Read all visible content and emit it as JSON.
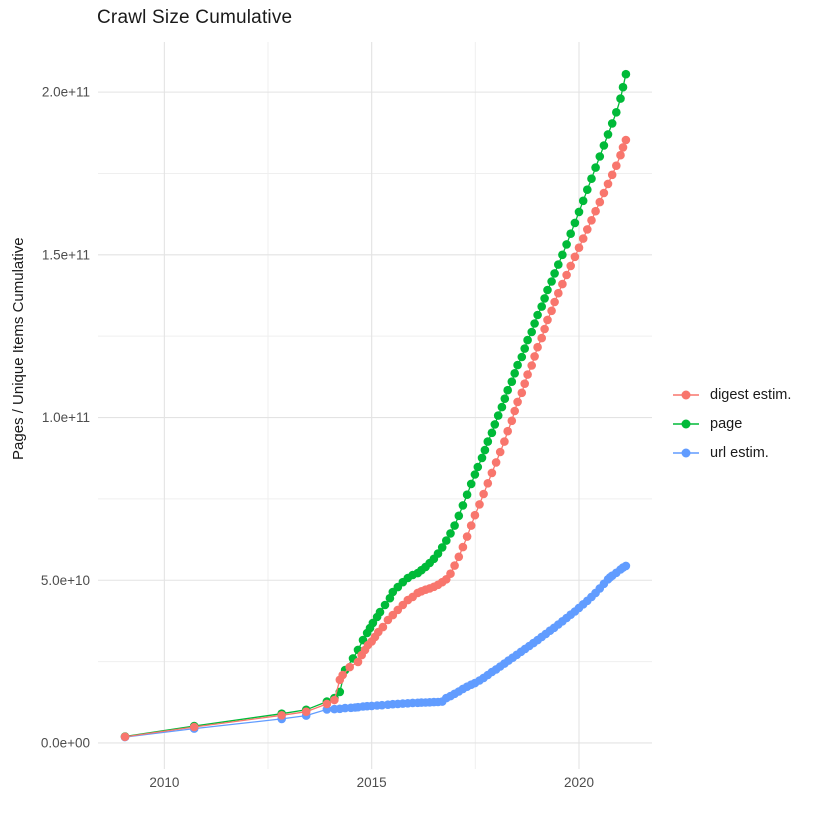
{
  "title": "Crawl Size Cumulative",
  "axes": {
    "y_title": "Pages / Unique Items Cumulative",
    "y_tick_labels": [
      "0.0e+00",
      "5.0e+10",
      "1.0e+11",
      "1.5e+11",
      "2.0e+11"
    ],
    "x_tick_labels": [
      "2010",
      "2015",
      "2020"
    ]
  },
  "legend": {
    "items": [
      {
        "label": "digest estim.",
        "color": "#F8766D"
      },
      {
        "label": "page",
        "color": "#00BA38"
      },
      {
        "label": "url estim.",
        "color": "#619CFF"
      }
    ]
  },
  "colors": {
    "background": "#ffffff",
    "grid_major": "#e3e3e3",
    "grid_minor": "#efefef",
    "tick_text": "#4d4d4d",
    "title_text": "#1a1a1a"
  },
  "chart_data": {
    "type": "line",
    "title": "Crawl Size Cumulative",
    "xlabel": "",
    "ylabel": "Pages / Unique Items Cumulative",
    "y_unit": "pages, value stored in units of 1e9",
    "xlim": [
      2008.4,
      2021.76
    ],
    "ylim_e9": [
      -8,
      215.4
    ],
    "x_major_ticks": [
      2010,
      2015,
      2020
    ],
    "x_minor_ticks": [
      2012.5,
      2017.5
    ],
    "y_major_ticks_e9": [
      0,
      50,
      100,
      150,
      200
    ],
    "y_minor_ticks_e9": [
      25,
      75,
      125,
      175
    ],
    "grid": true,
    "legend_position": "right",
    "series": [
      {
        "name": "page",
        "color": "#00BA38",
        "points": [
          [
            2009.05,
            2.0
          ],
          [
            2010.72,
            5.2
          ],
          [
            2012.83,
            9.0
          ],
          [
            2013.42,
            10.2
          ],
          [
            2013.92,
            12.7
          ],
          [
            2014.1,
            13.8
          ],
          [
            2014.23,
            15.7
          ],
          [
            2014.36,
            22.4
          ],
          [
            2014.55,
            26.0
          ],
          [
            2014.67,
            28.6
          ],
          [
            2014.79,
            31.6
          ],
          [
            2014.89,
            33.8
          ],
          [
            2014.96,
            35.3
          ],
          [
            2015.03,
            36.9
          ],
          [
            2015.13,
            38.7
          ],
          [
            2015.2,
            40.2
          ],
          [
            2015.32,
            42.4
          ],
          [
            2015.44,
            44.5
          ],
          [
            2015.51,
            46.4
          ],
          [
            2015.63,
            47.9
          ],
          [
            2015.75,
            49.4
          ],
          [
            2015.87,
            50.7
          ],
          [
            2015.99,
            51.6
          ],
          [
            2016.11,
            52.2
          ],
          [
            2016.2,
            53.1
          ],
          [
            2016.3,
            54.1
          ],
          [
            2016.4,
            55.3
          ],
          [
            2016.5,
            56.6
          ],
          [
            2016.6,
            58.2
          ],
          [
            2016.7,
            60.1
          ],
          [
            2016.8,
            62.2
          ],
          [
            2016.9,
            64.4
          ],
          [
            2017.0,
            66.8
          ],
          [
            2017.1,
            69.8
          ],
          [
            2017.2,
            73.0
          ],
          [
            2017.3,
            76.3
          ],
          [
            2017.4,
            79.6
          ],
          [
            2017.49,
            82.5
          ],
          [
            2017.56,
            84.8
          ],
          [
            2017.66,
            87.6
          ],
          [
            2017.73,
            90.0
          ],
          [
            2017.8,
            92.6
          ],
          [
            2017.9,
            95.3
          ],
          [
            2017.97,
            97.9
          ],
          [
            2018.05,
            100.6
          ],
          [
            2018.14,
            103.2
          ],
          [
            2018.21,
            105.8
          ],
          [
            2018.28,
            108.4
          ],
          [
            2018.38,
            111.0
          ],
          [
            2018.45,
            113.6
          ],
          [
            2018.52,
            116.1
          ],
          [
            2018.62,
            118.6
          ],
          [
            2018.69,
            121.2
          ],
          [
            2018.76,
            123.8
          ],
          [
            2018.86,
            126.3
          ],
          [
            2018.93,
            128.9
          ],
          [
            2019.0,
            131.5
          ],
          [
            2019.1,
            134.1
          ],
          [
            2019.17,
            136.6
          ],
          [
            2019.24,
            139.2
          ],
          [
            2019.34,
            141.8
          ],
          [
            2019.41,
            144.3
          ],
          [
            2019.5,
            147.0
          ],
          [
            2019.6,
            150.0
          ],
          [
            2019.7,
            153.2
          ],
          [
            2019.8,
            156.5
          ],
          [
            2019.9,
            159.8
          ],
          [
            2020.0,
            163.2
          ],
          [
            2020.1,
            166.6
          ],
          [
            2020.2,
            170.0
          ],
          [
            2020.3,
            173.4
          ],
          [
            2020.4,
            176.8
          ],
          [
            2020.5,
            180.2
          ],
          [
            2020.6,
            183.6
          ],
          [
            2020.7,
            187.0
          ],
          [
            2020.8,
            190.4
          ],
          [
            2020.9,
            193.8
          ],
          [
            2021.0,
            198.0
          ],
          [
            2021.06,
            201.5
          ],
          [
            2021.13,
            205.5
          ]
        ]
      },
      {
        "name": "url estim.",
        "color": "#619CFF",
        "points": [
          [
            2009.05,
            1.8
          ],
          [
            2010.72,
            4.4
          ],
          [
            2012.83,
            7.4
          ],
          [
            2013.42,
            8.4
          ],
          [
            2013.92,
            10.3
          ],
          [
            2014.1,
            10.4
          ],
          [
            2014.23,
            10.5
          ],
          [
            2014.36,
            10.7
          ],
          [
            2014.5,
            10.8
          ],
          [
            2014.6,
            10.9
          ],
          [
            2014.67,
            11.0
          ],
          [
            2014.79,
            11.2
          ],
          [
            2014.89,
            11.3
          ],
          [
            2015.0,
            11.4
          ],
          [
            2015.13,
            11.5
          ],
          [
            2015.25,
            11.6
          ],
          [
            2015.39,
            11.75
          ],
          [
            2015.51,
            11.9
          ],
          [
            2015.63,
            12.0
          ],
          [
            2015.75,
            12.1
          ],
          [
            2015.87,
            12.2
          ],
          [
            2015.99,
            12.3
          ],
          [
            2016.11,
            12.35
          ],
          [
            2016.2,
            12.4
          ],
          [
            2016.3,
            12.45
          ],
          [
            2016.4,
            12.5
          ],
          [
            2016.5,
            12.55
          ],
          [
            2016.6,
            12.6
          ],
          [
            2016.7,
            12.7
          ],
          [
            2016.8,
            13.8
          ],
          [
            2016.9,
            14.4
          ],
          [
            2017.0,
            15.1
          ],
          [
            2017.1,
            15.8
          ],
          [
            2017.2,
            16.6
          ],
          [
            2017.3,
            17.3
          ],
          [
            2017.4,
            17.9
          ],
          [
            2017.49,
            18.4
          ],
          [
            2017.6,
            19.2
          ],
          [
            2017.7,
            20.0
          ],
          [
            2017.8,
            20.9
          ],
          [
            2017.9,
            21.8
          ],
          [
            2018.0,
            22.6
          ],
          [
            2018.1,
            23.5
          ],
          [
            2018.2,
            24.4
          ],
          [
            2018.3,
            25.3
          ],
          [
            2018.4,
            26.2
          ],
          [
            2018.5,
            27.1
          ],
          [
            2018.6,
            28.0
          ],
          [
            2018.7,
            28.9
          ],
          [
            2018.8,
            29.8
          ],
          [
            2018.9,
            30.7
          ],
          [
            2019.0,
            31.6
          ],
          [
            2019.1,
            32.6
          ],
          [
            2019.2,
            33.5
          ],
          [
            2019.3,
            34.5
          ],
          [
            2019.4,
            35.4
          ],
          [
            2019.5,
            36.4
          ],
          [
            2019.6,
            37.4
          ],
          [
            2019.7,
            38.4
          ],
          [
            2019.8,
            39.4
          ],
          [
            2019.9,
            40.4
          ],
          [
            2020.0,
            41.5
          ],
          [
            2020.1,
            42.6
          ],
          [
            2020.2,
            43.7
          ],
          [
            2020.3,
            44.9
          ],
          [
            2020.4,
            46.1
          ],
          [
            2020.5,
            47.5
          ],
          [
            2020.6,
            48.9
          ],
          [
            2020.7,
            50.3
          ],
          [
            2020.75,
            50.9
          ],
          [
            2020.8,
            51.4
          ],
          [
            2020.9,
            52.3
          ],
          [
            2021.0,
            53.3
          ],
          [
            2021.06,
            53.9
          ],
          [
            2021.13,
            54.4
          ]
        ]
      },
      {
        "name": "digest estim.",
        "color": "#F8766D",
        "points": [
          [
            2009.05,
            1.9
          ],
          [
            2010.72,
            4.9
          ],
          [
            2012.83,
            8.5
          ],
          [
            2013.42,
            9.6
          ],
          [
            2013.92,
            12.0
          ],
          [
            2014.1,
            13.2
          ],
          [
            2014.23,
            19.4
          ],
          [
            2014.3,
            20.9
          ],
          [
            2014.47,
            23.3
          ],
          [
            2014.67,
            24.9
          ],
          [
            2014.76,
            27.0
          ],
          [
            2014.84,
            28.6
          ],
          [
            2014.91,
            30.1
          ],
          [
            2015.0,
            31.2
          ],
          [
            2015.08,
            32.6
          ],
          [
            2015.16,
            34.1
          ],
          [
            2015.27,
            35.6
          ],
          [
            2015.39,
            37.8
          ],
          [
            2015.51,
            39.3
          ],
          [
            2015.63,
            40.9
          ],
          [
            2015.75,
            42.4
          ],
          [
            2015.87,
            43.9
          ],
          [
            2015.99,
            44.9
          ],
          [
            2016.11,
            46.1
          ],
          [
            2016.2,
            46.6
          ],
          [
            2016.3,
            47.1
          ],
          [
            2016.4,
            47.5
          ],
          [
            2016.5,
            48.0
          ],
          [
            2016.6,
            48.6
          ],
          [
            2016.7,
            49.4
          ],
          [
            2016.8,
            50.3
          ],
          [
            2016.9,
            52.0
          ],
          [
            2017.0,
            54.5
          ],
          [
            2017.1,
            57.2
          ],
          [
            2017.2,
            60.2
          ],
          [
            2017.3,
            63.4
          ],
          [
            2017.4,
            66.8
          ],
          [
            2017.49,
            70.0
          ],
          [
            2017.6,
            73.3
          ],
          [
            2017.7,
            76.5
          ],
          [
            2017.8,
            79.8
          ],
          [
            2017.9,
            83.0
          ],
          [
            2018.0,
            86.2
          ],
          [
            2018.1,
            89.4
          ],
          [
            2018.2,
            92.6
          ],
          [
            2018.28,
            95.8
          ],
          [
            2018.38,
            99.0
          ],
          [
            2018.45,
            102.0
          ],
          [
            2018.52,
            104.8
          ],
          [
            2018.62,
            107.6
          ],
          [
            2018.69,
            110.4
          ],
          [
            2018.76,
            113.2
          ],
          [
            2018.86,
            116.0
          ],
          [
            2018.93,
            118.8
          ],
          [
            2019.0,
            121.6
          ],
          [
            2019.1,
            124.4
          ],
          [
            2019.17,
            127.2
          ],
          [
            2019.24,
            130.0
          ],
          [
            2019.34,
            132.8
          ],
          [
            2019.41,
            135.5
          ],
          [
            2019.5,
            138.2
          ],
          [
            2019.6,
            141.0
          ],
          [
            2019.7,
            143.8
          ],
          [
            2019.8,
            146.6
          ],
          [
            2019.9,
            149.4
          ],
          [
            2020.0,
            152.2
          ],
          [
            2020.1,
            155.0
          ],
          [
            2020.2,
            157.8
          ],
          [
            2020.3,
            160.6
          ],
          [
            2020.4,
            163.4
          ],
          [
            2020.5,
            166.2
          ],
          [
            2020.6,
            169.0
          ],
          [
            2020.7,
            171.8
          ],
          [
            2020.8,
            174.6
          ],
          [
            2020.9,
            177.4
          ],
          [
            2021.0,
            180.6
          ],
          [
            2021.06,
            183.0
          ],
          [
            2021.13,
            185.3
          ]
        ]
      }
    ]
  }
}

────────────────

TO DO ▸
From the material above, copy each line that includes the word "digest".

WORKED SOLUTION ▸
        "label": "digest estim.",
        "name": "digest estim.",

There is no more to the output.